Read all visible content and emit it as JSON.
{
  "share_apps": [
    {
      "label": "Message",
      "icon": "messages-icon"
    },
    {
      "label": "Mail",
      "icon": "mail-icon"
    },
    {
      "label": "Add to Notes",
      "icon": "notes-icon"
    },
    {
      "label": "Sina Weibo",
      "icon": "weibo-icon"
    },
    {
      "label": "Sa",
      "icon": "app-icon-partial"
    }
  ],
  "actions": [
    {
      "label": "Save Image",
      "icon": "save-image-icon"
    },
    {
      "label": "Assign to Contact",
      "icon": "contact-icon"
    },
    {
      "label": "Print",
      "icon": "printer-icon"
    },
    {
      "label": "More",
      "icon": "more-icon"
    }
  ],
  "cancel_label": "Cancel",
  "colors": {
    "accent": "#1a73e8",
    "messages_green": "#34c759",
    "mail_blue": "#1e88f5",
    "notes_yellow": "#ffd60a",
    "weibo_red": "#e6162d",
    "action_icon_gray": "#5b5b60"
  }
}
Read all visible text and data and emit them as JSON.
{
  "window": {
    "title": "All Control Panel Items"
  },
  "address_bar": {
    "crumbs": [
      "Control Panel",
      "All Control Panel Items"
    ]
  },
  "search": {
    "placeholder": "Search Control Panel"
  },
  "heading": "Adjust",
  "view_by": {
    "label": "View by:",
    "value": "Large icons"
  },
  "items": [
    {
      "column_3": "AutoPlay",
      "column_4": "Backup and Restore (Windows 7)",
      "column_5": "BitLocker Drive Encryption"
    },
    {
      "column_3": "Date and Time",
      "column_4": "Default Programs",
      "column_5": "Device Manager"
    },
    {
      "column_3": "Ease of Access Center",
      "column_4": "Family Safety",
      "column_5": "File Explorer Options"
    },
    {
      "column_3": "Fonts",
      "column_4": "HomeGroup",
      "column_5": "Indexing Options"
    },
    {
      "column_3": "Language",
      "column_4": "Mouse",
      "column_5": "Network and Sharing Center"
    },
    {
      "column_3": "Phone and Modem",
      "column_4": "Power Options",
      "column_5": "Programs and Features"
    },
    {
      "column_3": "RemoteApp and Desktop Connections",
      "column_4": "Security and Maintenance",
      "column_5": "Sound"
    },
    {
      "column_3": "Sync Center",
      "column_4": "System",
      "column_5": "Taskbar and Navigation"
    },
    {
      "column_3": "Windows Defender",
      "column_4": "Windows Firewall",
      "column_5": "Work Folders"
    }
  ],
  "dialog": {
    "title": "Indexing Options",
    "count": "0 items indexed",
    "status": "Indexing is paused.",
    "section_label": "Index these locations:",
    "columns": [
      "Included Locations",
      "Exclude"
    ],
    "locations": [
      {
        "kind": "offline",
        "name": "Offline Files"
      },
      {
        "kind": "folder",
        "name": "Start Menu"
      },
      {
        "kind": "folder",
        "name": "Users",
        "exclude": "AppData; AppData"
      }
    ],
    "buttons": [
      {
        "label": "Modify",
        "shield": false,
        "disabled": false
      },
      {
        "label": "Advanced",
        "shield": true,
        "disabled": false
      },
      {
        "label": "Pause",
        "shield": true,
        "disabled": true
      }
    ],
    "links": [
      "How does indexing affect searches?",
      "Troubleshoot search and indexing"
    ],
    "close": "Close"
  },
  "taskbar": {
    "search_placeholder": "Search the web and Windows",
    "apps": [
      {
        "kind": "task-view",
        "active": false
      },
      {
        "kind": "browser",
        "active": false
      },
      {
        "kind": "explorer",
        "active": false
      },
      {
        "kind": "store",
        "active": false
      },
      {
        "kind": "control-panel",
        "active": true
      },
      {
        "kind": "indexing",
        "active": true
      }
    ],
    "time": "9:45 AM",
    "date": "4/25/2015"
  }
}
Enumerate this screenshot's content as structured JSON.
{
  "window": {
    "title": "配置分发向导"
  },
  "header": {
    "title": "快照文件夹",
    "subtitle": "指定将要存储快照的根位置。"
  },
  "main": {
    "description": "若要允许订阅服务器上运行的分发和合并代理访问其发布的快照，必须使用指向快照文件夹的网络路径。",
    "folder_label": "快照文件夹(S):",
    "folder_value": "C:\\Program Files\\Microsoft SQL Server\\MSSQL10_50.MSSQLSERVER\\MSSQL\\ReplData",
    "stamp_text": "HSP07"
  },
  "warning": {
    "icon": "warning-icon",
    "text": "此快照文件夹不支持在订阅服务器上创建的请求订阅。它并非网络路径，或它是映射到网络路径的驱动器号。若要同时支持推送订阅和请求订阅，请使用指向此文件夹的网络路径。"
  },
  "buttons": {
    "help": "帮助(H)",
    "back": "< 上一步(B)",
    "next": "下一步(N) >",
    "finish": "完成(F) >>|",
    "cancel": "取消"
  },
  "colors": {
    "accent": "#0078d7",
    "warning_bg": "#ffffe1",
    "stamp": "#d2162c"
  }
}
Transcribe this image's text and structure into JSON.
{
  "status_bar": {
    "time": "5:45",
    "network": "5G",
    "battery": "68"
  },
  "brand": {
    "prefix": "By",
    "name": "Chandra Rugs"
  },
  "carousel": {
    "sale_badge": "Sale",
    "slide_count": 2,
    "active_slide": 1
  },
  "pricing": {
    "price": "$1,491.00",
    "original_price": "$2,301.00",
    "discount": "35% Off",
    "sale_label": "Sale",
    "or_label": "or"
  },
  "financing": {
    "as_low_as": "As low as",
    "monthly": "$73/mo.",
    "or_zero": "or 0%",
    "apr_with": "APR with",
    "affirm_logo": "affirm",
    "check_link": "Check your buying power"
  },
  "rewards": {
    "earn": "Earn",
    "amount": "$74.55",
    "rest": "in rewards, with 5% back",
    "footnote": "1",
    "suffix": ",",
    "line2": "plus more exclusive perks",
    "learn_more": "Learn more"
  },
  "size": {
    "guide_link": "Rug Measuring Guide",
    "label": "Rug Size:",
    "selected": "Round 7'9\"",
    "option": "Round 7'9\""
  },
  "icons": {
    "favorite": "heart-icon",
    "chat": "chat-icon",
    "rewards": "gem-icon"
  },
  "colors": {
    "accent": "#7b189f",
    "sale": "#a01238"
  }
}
┄┄┄┄┄┄┄┄┄┄┄┄┄┄┄┄┄┄┄┄
## Directive
Nothing should be left out: repeat all of the data exactly.

## Final result
Read all visible content and emit it as JSON.
{
  "share_apps": [
    {
      "label": "Message",
      "icon": "messages-icon"
    },
    {
      "label": "Mail",
      "icon": "mail-icon"
    },
    {
      "label": "Add to Notes",
      "icon": "notes-icon"
    },
    {
      "label": "Sina Weibo",
      "icon": "weibo-icon"
    },
    {
      "label": "Sa",
      "icon": "app-icon-partial"
    }
  ],
  "actions": [
    {
      "label": "Save Image",
      "icon": "save-image-icon"
    },
    {
      "label": "Assign to Contact",
      "icon": "contact-icon"
    },
    {
      "label": "Print",
      "icon": "printer-icon"
    },
    {
      "label": "More",
      "icon": "more-icon"
    }
  ],
  "cancel_label": "Cancel",
  "colors": {
    "accent": "#1a73e8",
    "messages_green": "#34c759",
    "mail_blue": "#1e88f5",
    "notes_yellow": "#ffd60a",
    "weibo_red": "#e6162d",
    "action_icon_gray": "#5b5b60"
  }
}
Read all visible text and data and emit them as JSON.
{
  "window": {
    "title": "All Control Panel Items"
  },
  "address_bar": {
    "crumbs": [
      "Control Panel",
      "All Control Panel Items"
    ]
  },
  "search": {
    "placeholder": "Search Control Panel"
  },
  "heading": "Adjust",
  "view_by": {
    "label": "View by:",
    "value": "Large icons"
  },
  "items": [
    {
      "column_3": "AutoPlay",
      "column_4": "Backup and Restore (Windows 7)",
      "column_5": "BitLocker Drive Encryption"
    },
    {
      "column_3": "Date and Time",
      "column_4": "Default Programs",
      "column_5": "Device Manager"
    },
    {
      "column_3": "Ease of Access Center",
      "column_4": "Family Safety",
      "column_5": "File Explorer Options"
    },
    {
      "column_3": "Fonts",
      "column_4": "HomeGroup",
      "column_5": "Indexing Options"
    },
    {
      "column_3": "Language",
      "column_4": "Mouse",
      "column_5": "Network and Sharing Center"
    },
    {
      "column_3": "Phone and Modem",
      "column_4": "Power Options",
      "column_5": "Programs and Features"
    },
    {
      "column_3": "RemoteApp and Desktop Connections",
      "column_4": "Security and Maintenance",
      "column_5": "Sound"
    },
    {
      "column_3": "Sync Center",
      "column_4": "System",
      "column_5": "Taskbar and Navigation"
    },
    {
      "column_3": "Windows Defender",
      "column_4": "Windows Firewall",
      "column_5": "Work Folders"
    }
  ],
  "dialog": {
    "title": "Indexing Options",
    "count": "0 items indexed",
    "status": "Indexing is paused.",
    "section_label": "Index these locations:",
    "columns": [
      "Included Locations",
      "Exclude"
    ],
    "locations": [
      {
        "kind": "offline",
        "name": "Offline Files"
      },
      {
        "kind": "folder",
        "name": "Start Menu"
      },
      {
        "kind": "folder",
        "name": "Users",
        "exclude": "AppData; AppData"
      }
    ],
    "buttons": [
      {
        "label": "Modify",
        "shield": false,
        "disabled": false
      },
      {
        "label": "Advanced",
        "shield": true,
        "disabled": false
      },
      {
        "label": "Pause",
        "shield": true,
        "disabled": true
      }
    ],
    "links": [
      "How does indexing affect searches?",
      "Troubleshoot search and indexing"
    ],
    "close": "Close"
  },
  "taskbar": {
    "search_placeholder": "Search the web and Windows",
    "apps": [
      {
        "kind": "task-view",
        "active": false
      },
      {
        "kind": "browser",
        "active": false
      },
      {
        "kind": "explorer",
        "active": false
      },
      {
        "kind": "store",
        "active": false
      },
      {
        "kind": "control-panel",
        "active": true
      },
      {
        "kind": "indexing",
        "active": true
      }
    ],
    "time": "9:45 AM",
    "date": "4/25/2015"
  }
}
Enumerate this screenshot's content as structured JSON.
{
  "window": {
    "title": "配置分发向导"
  },
  "header": {
    "title": "快照文件夹",
    "subtitle": "指定将要存储快照的根位置。"
  },
  "main": {
    "description": "若要允许订阅服务器上运行的分发和合并代理访问其发布的快照，必须使用指向快照文件夹的网络路径。",
    "folder_label": "快照文件夹(S):",
    "folder_value": "C:\\Program Files\\Microsoft SQL Server\\MSSQL10_50.MSSQLSERVER\\MSSQL\\ReplData",
    "stamp_text": "HSP07"
  },
  "warning": {
    "icon": "warning-icon",
    "text": "此快照文件夹不支持在订阅服务器上创建的请求订阅。它并非网络路径，或它是映射到网络路径的驱动器号。若要同时支持推送订阅和请求订阅，请使用指向此文件夹的网络路径。"
  },
  "buttons": {
    "help": "帮助(H)",
    "back": "< 上一步(B)",
    "next": "下一步(N) >",
    "finish": "完成(F) >>|",
    "cancel": "取消"
  },
  "colors": {
    "accent": "#0078d7",
    "warning_bg": "#ffffe1",
    "stamp": "#d2162c"
  }
}
Transcribe this image's text and structure into JSON.
{
  "status_bar": {
    "time": "5:45",
    "network": "5G",
    "battery": "68"
  },
  "brand": {
    "prefix": "By",
    "name": "Chandra Rugs"
  },
  "carousel": {
    "sale_badge": "Sale",
    "slide_count": 2,
    "active_slide": 1
  },
  "pricing": {
    "price": "$1,491.00",
    "original_price": "$2,301.00",
    "discount": "35% Off",
    "sale_label": "Sale",
    "or_label": "or"
  },
  "financing": {
    "as_low_as": "As low as",
    "monthly": "$73/mo.",
    "or_zero": "or 0%",
    "apr_with": "APR with",
    "affirm_logo": "affirm",
    "check_link": "Check your buying power"
  },
  "rewards": {
    "earn": "Earn",
    "amount": "$74.55",
    "rest": "in rewards, with 5% back",
    "footnote": "1",
    "suffix": ",",
    "line2": "plus more exclusive perks",
    "learn_more": "Learn more"
  },
  "size": {
    "guide_link": "Rug Measuring Guide",
    "label": "Rug Size:",
    "selected": "Round 7'9\"",
    "option": "Round 7'9\""
  },
  "icons": {
    "favorite": "heart-icon",
    "chat": "chat-icon",
    "rewards": "gem-icon"
  },
  "colors": {
    "accent": "#7b189f",
    "sale": "#a01238"
  }
}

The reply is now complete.